__Short problem__. Your task is to filter the data below down to the lines holding "POLAR".

__Data__.
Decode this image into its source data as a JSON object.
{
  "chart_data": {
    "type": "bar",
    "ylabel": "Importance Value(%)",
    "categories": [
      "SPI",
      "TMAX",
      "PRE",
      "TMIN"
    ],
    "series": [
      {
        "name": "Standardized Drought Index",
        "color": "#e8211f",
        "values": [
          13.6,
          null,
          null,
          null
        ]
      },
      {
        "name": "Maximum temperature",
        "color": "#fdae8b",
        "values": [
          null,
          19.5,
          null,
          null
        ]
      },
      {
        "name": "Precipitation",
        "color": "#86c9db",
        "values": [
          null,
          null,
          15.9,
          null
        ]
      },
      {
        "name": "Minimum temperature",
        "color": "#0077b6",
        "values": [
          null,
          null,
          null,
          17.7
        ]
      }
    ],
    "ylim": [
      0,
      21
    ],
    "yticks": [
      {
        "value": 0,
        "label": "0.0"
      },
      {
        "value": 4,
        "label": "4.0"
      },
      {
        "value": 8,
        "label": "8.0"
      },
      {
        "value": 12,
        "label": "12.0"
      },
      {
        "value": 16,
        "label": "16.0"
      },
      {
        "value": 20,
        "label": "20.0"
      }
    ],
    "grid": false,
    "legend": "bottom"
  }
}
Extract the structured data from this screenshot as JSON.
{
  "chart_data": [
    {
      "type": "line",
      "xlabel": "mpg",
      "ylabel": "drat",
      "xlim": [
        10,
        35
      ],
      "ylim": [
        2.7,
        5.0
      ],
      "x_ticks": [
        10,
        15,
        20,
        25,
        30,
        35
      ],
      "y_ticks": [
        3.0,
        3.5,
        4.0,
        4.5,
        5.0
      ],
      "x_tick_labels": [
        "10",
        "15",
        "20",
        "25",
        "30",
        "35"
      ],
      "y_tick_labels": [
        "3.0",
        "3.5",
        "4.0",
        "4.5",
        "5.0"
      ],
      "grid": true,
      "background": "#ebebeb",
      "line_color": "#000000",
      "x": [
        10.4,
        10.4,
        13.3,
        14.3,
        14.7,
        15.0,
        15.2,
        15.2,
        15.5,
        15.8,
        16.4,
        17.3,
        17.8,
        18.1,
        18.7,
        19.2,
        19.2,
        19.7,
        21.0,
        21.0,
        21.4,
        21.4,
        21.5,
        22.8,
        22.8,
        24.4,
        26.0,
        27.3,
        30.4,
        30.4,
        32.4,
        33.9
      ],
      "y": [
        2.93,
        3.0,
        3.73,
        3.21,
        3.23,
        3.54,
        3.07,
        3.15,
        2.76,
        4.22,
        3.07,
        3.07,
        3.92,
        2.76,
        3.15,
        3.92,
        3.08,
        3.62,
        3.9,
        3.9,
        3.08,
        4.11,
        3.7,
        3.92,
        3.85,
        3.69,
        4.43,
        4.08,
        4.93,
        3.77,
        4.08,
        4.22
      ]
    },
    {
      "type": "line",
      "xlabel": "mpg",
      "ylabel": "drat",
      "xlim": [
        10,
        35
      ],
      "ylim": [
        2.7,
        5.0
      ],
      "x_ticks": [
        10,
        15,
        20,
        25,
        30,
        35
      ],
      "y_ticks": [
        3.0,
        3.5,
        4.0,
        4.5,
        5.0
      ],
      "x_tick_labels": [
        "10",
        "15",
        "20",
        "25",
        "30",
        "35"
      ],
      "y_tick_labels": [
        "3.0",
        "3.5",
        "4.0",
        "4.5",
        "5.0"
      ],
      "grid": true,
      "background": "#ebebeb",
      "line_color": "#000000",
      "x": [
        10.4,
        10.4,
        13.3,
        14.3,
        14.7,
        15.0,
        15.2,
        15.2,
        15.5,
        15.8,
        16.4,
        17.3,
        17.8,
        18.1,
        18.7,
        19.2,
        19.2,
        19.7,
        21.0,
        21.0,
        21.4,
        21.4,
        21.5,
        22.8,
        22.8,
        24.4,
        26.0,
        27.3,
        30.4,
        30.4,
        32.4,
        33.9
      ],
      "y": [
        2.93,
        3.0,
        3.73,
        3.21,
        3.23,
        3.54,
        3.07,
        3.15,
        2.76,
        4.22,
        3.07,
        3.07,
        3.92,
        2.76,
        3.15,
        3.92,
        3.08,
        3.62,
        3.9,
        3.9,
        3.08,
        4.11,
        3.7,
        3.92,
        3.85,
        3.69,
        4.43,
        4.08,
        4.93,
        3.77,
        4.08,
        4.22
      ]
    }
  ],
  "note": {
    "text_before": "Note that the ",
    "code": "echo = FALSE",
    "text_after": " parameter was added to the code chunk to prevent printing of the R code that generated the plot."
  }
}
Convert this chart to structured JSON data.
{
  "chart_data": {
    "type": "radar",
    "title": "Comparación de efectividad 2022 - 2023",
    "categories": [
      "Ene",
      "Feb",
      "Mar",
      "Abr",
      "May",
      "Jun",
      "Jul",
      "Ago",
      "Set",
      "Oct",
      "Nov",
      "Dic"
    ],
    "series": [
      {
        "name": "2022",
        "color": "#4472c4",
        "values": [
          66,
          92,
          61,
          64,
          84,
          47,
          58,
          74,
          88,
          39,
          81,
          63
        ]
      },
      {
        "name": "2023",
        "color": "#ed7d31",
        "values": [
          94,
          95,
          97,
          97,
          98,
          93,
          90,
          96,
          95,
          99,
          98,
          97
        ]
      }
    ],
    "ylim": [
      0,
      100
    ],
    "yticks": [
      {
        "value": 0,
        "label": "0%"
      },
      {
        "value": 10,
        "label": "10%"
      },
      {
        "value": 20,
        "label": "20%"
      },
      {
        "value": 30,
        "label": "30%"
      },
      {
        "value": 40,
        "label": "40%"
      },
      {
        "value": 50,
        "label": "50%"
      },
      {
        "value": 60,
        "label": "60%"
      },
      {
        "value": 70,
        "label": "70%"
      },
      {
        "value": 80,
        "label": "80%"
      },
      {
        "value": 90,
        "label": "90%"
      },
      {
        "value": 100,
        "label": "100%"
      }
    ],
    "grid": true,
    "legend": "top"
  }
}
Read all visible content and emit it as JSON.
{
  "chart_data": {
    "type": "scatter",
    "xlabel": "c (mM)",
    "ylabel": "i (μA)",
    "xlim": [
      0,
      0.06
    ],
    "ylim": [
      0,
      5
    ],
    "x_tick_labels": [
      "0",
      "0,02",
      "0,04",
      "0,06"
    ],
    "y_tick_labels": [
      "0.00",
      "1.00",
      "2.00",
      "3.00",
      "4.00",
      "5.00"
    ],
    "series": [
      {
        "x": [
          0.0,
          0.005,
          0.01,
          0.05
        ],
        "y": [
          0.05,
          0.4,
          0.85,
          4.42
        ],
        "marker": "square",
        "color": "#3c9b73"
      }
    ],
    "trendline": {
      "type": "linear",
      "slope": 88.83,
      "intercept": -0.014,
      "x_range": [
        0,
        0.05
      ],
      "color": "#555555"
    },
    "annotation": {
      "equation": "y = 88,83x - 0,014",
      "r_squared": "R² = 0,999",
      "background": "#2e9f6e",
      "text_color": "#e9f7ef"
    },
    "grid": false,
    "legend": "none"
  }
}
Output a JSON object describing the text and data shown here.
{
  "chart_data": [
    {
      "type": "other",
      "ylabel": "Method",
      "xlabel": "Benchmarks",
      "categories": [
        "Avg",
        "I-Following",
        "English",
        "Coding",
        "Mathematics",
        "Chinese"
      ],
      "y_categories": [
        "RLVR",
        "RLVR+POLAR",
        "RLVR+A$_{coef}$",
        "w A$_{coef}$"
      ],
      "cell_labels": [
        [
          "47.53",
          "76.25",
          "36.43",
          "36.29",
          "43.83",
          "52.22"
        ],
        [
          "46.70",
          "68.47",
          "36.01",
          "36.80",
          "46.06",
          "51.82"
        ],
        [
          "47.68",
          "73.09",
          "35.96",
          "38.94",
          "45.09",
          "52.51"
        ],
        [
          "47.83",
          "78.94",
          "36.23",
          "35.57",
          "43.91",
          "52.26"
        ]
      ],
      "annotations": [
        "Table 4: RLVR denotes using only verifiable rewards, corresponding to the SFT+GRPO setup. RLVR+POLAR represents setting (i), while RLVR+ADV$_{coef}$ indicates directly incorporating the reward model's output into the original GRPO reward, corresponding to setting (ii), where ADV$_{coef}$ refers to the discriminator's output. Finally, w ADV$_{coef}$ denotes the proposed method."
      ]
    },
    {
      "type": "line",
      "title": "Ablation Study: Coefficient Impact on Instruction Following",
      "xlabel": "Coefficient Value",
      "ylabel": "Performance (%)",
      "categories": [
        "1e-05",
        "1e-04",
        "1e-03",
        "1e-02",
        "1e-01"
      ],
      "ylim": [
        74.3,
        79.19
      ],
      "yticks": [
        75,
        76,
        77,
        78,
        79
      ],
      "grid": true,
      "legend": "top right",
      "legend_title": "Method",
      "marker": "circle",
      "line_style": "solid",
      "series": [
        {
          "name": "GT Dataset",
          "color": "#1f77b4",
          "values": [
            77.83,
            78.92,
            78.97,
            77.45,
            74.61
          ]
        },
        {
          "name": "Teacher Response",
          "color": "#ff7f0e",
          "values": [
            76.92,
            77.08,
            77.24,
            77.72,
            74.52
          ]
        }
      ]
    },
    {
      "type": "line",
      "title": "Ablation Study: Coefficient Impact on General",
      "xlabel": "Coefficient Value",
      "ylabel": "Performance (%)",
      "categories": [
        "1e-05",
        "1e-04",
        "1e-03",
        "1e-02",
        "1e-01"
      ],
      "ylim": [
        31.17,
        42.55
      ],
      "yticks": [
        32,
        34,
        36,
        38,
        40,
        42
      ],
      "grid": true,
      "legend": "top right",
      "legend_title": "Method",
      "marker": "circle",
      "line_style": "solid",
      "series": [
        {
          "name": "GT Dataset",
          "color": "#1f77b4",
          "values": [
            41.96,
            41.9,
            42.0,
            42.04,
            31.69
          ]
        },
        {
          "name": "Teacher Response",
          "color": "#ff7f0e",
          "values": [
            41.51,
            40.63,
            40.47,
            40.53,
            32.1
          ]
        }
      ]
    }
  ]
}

__Exercise response__.
        "RLVR+POLAR",
        "Table 4: RLVR denotes using only verifiable rewards, corresponding to the SFT+GRPO setup. RLVR+POLAR represents setting (i), while RLVR+ADV$_{coef}$ indicates directly incorporating the reward model's output into the original GRPO reward, corresponding to setting (ii), where ADV$_{coef}$ refers to the discriminator's output. Finally, w ADV$_{coef}$ denotes the proposed method."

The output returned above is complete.